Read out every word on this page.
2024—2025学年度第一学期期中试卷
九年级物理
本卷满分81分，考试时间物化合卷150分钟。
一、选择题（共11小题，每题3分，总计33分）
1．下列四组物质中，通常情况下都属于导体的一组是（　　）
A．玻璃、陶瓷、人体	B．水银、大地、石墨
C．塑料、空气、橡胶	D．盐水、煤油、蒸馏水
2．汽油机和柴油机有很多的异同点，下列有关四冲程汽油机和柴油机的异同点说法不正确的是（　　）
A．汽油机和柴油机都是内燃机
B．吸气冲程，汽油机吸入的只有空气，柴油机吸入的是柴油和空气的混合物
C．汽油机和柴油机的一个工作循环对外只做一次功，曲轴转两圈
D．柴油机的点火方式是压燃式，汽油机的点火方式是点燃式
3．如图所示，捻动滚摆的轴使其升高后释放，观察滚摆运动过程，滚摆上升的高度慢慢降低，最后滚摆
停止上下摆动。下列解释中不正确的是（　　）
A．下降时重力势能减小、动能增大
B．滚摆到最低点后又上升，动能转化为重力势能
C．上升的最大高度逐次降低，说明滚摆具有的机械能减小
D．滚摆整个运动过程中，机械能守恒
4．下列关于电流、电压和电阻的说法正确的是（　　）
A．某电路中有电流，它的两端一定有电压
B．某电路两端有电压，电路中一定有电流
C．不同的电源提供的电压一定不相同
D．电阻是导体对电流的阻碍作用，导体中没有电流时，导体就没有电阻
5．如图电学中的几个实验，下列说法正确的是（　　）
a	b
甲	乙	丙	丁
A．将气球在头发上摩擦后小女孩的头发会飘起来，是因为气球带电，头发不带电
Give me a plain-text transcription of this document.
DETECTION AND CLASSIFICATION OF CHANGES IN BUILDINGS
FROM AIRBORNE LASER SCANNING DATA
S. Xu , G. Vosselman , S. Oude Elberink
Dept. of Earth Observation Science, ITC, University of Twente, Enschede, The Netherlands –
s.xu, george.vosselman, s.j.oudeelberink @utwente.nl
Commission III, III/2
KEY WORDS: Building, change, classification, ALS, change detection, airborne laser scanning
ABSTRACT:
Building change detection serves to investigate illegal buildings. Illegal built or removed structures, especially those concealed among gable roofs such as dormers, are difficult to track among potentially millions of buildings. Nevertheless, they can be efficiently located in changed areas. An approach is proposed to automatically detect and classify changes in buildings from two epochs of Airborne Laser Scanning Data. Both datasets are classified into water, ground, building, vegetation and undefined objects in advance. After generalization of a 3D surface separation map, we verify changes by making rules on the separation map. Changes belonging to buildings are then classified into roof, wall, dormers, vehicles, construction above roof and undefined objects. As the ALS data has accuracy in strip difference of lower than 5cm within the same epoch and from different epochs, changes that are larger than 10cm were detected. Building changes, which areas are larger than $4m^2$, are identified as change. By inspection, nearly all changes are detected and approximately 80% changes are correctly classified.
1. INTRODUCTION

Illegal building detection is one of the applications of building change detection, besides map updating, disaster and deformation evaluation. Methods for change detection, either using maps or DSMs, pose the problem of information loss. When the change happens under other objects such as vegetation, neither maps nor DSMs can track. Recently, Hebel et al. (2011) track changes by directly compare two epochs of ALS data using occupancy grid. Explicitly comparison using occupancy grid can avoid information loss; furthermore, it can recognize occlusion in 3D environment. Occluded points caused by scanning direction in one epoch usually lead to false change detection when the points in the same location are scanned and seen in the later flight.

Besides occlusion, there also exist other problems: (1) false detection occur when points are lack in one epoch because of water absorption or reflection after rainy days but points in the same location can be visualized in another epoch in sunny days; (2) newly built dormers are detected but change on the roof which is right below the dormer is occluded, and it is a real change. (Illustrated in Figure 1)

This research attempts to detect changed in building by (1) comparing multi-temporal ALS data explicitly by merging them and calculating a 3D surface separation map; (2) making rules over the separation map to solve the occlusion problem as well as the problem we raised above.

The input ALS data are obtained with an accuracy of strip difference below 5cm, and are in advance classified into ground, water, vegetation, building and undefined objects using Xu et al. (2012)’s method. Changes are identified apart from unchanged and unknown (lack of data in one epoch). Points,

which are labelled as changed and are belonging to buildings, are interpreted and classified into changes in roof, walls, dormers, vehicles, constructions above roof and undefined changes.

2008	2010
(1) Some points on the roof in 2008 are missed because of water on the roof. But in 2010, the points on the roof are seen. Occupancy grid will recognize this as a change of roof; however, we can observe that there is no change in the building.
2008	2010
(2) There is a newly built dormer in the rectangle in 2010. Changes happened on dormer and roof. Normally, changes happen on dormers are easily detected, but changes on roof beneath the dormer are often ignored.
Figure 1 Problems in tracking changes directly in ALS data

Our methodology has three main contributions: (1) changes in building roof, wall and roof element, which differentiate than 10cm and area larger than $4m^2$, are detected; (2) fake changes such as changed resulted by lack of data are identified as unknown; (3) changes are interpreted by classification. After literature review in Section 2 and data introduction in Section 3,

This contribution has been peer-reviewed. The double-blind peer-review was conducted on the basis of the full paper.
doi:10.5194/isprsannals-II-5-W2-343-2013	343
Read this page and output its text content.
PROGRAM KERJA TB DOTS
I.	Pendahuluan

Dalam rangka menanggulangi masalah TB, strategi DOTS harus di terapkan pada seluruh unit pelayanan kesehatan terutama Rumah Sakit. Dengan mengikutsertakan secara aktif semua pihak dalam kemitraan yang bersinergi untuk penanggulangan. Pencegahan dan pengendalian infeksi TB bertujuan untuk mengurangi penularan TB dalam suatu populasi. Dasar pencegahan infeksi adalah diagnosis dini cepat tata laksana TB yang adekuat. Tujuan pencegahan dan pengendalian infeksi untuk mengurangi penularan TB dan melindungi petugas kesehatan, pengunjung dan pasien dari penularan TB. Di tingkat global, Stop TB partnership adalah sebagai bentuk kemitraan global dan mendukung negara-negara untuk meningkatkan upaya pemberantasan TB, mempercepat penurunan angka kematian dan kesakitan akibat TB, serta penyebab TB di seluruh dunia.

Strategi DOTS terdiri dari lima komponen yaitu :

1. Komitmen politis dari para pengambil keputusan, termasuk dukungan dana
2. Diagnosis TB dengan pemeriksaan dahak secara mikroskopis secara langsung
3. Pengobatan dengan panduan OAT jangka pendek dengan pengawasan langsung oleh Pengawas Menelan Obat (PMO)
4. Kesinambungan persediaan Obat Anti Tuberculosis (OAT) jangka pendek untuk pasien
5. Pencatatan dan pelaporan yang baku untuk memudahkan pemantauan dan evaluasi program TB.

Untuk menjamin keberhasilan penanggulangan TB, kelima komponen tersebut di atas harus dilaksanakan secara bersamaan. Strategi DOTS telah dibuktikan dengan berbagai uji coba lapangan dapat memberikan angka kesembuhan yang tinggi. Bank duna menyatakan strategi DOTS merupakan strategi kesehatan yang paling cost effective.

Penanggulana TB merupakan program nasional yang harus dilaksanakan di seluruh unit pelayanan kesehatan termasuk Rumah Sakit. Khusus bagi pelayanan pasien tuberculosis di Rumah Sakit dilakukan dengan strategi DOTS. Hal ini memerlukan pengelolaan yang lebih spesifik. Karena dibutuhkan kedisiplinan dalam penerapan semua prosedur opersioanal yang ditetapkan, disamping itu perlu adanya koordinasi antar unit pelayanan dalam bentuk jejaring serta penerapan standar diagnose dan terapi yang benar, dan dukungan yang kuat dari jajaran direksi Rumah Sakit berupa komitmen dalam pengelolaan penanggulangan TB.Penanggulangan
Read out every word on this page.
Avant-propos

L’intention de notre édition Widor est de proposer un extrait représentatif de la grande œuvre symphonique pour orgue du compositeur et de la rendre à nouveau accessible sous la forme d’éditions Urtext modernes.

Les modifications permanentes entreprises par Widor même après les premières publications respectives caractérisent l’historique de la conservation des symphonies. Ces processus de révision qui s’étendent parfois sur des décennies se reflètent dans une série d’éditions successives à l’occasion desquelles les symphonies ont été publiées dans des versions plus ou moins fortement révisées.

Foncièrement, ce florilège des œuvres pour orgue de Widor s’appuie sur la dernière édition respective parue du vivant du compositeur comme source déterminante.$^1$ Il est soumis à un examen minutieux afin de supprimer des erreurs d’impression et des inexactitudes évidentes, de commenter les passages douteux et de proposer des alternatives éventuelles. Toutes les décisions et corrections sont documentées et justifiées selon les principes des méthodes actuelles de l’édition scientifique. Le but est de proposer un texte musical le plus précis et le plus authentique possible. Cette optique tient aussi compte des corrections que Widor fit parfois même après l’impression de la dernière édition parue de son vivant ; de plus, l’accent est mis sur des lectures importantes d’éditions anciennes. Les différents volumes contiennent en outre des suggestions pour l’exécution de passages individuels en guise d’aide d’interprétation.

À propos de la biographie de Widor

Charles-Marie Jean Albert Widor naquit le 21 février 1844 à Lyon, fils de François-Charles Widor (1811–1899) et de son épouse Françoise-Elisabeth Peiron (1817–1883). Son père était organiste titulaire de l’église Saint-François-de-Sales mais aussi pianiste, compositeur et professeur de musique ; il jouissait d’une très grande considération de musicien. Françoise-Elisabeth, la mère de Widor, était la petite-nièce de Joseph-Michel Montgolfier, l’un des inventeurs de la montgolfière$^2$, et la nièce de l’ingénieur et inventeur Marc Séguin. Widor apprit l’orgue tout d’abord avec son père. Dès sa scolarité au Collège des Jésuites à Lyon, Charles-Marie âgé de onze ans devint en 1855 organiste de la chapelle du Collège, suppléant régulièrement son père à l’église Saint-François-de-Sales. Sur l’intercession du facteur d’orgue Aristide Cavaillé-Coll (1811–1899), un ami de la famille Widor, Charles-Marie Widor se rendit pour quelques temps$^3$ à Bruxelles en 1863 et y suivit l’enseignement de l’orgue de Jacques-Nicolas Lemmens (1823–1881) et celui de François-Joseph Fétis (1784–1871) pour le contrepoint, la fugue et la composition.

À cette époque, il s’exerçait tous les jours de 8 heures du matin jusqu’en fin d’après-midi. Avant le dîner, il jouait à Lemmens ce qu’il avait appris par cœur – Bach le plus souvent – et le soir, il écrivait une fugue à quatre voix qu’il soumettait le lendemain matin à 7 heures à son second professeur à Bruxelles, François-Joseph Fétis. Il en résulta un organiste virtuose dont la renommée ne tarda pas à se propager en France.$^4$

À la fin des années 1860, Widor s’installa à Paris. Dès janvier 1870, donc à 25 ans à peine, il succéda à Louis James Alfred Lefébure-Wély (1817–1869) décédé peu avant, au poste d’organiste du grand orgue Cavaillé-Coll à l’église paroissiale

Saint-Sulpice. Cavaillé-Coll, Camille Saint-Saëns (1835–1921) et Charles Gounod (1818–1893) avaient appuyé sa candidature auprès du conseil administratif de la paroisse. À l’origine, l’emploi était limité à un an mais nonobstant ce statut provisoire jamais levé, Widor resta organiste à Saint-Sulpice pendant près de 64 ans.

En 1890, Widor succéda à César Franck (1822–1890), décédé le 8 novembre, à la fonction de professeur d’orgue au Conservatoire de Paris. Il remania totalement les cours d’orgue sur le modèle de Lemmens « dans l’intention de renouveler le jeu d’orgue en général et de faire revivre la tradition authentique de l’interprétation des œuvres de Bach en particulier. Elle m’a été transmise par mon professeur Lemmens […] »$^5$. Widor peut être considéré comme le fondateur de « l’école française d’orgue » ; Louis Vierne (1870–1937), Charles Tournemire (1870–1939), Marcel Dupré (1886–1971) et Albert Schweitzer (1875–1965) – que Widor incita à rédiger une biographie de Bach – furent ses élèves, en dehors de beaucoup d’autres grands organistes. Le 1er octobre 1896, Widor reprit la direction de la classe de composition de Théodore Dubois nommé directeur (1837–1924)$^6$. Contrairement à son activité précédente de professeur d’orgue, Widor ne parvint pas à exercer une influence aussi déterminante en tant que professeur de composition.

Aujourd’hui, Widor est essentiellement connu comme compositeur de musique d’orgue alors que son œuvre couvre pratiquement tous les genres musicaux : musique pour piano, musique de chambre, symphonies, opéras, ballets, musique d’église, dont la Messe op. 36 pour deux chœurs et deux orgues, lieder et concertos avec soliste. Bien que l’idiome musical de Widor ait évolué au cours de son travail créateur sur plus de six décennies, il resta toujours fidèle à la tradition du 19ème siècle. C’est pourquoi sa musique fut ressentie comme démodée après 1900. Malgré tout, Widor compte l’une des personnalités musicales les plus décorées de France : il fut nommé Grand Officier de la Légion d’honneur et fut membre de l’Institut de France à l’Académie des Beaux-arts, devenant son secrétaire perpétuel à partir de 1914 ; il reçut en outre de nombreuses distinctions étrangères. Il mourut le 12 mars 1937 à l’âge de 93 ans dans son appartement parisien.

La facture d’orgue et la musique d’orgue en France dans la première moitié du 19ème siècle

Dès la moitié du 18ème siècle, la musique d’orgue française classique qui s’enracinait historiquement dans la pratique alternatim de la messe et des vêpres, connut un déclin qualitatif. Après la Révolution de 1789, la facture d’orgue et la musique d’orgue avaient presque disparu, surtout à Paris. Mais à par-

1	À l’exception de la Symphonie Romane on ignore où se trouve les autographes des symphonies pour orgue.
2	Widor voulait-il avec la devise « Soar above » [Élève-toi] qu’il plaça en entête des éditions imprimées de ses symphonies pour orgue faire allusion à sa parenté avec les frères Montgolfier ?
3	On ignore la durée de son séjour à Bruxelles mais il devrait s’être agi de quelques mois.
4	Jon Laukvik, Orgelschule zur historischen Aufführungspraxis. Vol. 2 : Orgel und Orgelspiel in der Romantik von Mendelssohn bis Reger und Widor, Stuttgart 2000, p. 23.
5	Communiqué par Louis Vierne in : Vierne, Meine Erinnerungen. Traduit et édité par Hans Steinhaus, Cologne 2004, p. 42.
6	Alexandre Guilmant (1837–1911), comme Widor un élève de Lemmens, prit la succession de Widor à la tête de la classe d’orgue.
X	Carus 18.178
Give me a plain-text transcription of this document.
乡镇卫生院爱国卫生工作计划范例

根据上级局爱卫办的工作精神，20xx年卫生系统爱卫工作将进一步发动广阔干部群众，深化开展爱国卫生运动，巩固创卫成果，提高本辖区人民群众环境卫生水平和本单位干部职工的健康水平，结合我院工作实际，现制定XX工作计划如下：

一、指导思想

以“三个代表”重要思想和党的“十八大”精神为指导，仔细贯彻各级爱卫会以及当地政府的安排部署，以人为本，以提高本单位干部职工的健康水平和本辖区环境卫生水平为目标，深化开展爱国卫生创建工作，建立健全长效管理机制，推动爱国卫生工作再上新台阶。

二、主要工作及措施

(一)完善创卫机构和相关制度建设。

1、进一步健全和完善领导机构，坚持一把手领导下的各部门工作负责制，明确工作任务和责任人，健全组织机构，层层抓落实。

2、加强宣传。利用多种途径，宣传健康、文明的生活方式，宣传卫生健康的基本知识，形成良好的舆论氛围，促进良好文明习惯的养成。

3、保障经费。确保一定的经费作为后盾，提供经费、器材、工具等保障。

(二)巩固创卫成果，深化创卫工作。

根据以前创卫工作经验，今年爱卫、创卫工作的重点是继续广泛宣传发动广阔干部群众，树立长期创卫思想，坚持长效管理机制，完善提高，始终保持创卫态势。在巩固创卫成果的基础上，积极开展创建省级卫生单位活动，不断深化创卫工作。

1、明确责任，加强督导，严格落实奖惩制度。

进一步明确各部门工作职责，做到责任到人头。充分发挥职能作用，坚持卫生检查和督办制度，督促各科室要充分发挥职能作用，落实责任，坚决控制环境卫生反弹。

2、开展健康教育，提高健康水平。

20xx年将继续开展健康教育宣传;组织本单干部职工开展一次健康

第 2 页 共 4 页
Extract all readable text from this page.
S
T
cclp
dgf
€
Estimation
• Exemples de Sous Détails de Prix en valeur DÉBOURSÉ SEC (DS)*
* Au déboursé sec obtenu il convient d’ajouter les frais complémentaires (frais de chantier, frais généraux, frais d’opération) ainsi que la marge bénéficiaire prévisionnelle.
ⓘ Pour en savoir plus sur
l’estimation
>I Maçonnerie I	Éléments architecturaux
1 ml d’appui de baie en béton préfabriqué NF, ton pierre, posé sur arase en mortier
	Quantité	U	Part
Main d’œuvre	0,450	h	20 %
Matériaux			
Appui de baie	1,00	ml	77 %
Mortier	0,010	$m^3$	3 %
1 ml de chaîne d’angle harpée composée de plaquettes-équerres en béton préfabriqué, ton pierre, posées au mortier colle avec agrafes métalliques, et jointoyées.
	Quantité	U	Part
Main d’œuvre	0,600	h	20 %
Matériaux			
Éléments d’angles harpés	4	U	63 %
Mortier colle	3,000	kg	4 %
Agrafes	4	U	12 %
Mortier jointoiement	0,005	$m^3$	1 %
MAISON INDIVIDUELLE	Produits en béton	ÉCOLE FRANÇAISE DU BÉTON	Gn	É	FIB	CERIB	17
=-=-=
Determine the number of lines in the listing that contain the string "location". Write that number and nothing else.

§ Answer for this exercise: 2